* _Excerpted records_:
· · · · ·

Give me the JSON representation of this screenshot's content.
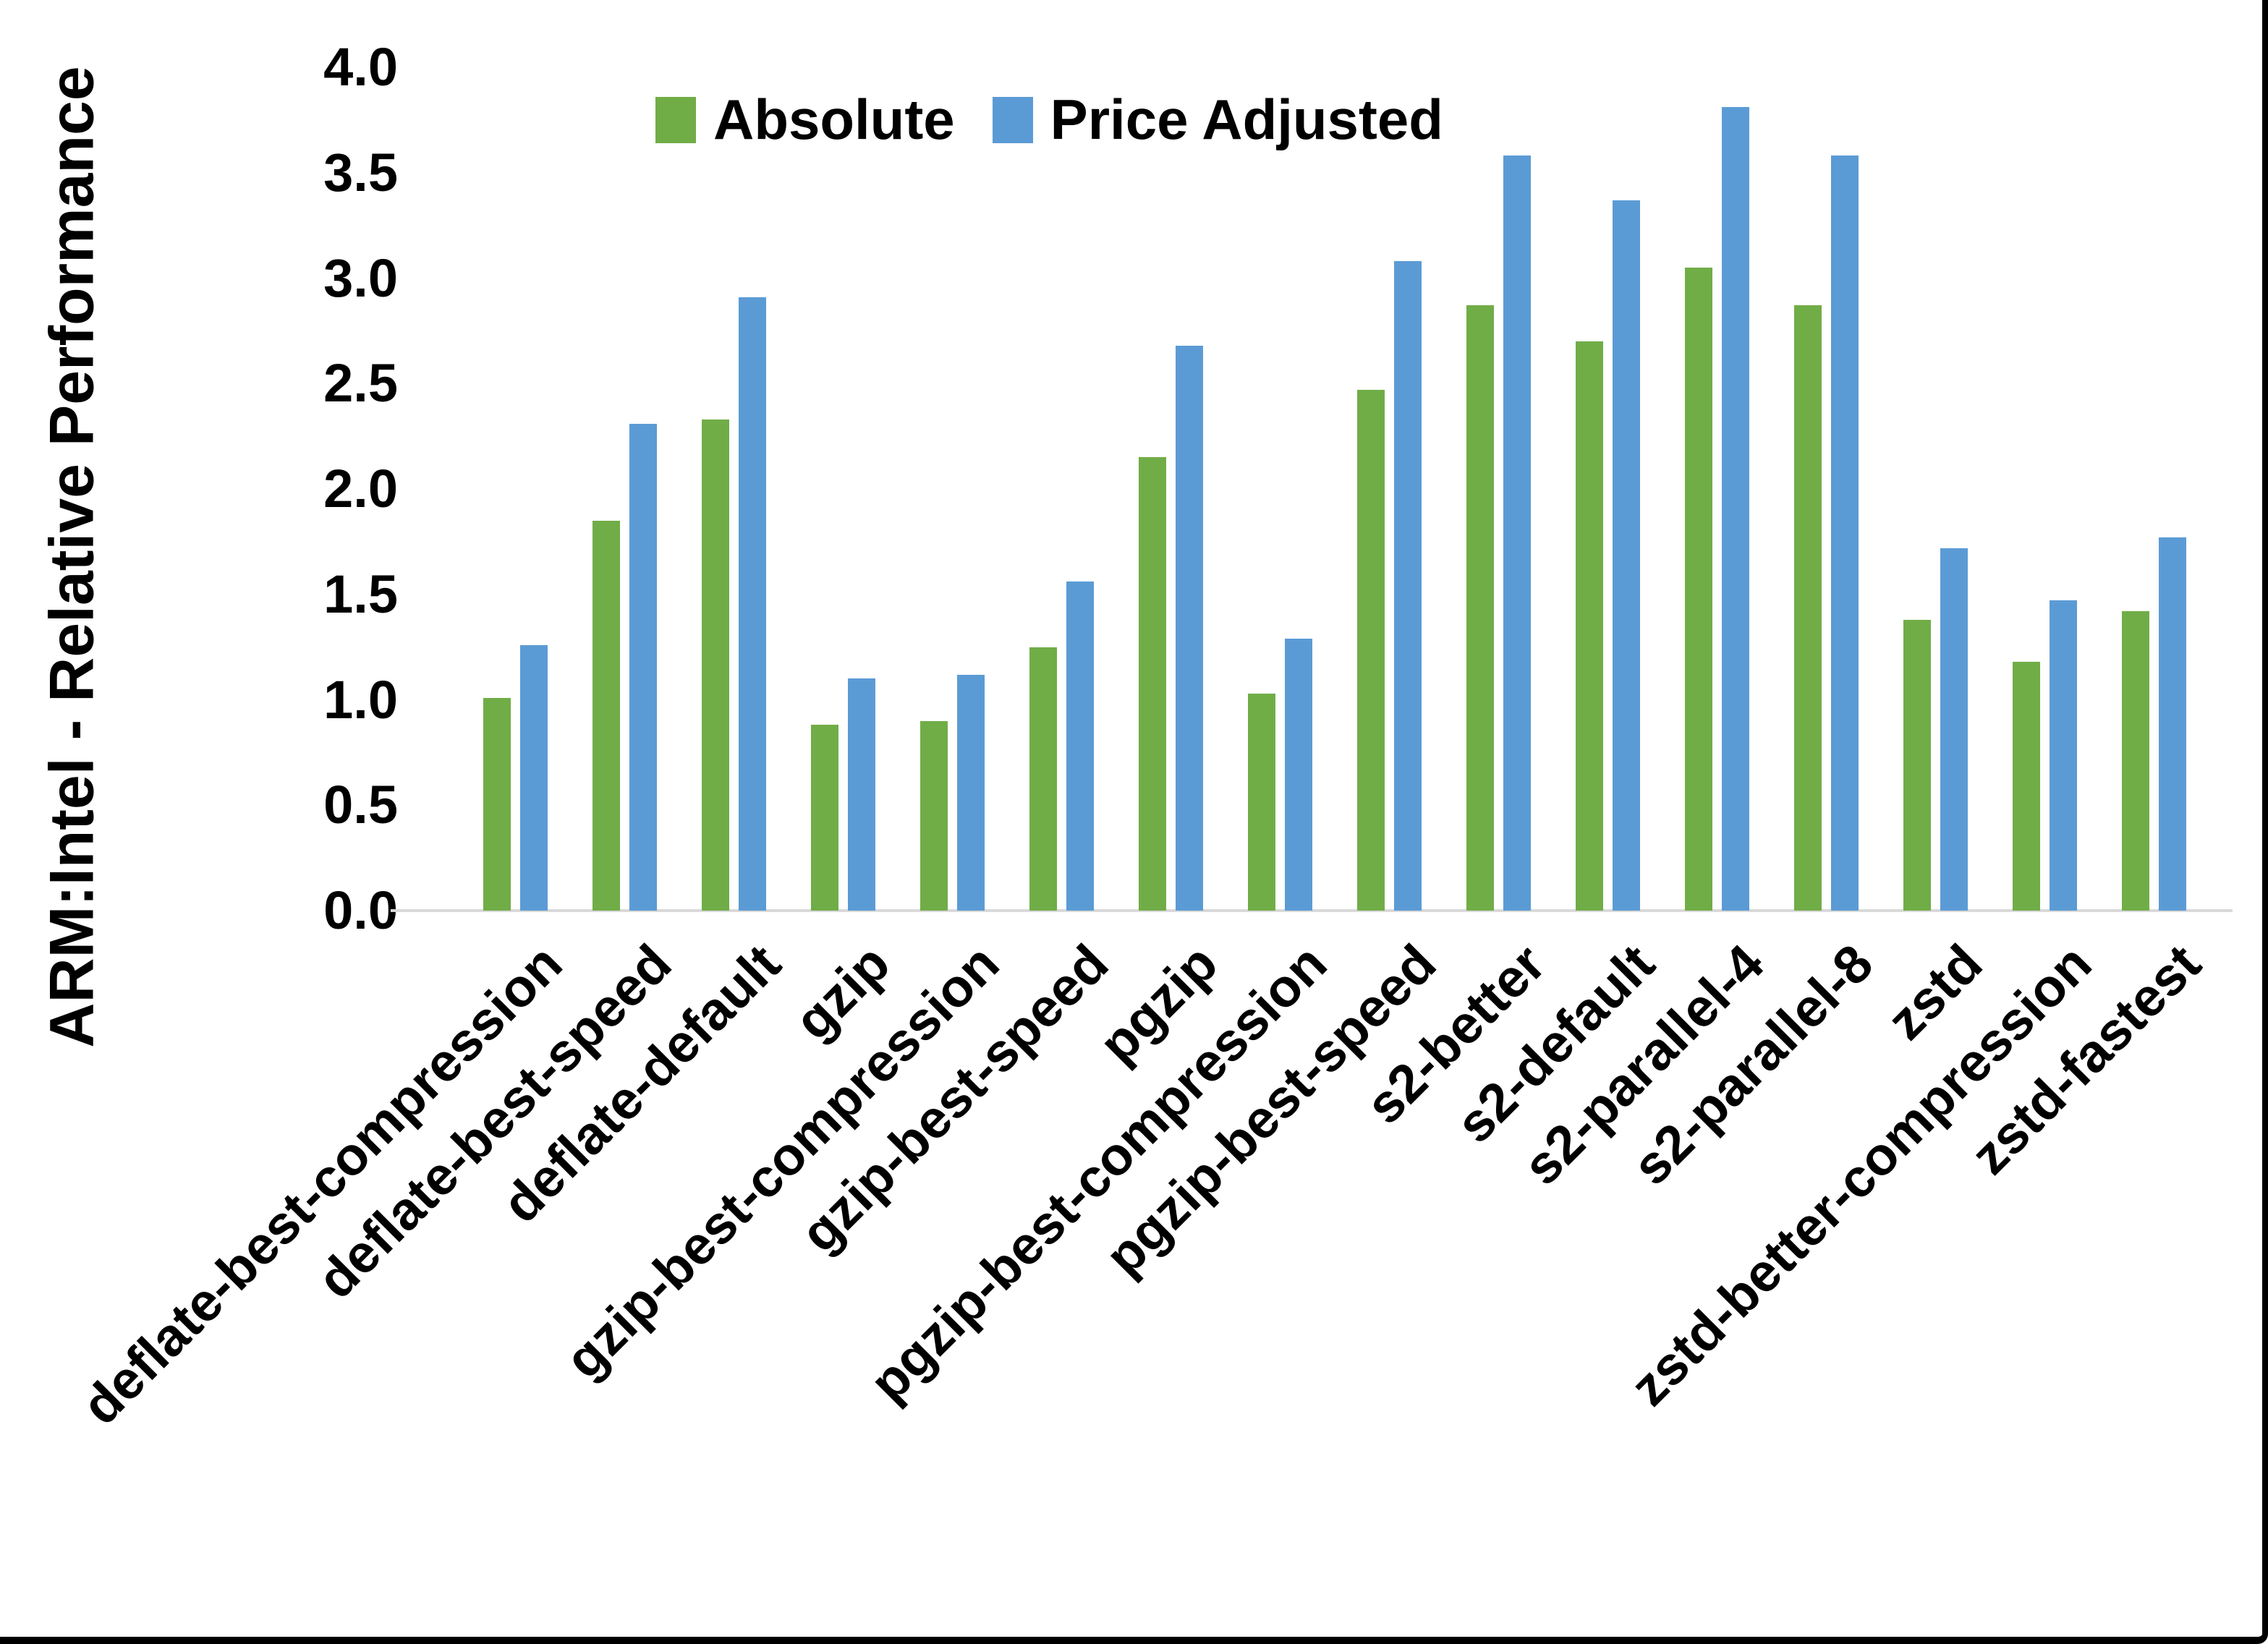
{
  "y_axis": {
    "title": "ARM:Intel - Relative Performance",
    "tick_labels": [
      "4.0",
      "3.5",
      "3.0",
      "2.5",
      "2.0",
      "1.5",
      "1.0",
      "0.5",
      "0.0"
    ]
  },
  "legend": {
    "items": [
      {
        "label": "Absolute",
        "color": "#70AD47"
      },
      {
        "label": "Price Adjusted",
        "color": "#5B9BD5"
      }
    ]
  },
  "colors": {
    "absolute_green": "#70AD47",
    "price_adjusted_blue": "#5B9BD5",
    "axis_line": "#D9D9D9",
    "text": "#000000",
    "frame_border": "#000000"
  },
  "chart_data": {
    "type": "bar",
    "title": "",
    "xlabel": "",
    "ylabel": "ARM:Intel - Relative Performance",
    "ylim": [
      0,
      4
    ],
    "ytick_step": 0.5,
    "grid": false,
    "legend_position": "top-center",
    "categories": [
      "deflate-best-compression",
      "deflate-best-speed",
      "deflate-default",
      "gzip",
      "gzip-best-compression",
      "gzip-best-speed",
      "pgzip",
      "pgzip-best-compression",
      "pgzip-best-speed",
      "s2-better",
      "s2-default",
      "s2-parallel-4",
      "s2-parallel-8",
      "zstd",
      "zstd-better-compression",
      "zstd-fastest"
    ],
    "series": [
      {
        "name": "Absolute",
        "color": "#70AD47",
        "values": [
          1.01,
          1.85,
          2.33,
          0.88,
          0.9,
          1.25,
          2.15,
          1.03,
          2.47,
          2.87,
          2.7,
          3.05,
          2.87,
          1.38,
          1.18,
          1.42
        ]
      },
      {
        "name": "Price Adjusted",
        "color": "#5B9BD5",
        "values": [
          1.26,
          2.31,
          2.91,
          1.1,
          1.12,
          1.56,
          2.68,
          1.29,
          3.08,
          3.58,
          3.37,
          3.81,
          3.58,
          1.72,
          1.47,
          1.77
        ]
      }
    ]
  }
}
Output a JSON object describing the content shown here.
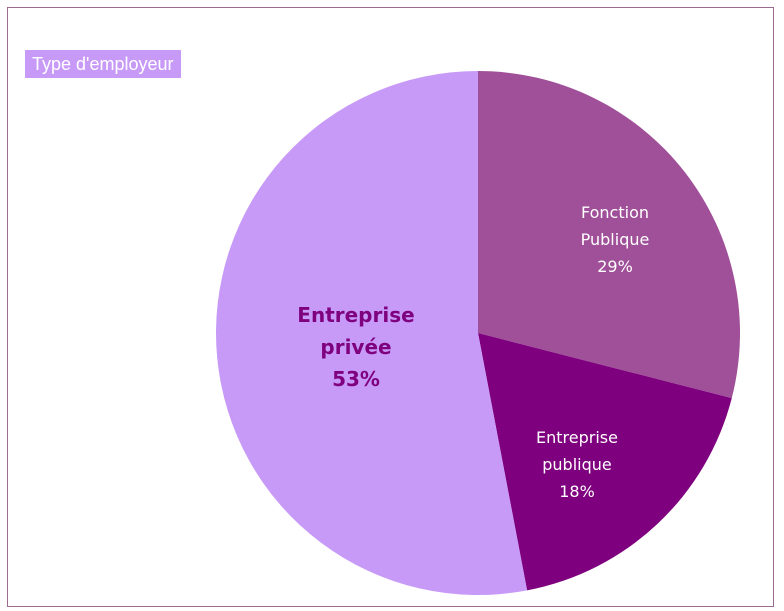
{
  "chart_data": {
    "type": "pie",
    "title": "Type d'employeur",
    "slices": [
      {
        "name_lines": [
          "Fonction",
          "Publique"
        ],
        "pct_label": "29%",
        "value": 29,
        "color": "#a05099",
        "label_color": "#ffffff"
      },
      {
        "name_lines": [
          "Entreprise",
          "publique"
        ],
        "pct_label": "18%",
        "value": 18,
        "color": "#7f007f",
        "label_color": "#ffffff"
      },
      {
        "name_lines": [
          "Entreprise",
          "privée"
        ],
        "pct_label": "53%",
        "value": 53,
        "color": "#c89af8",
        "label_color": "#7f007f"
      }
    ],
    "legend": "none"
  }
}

· · · · ·

Find the string "JSON" in the listing and return every line that holds it.

* _Solution for this task_:
Give me the JSON representation of this screenshot's content.
Output a JSON object describing the content shown here.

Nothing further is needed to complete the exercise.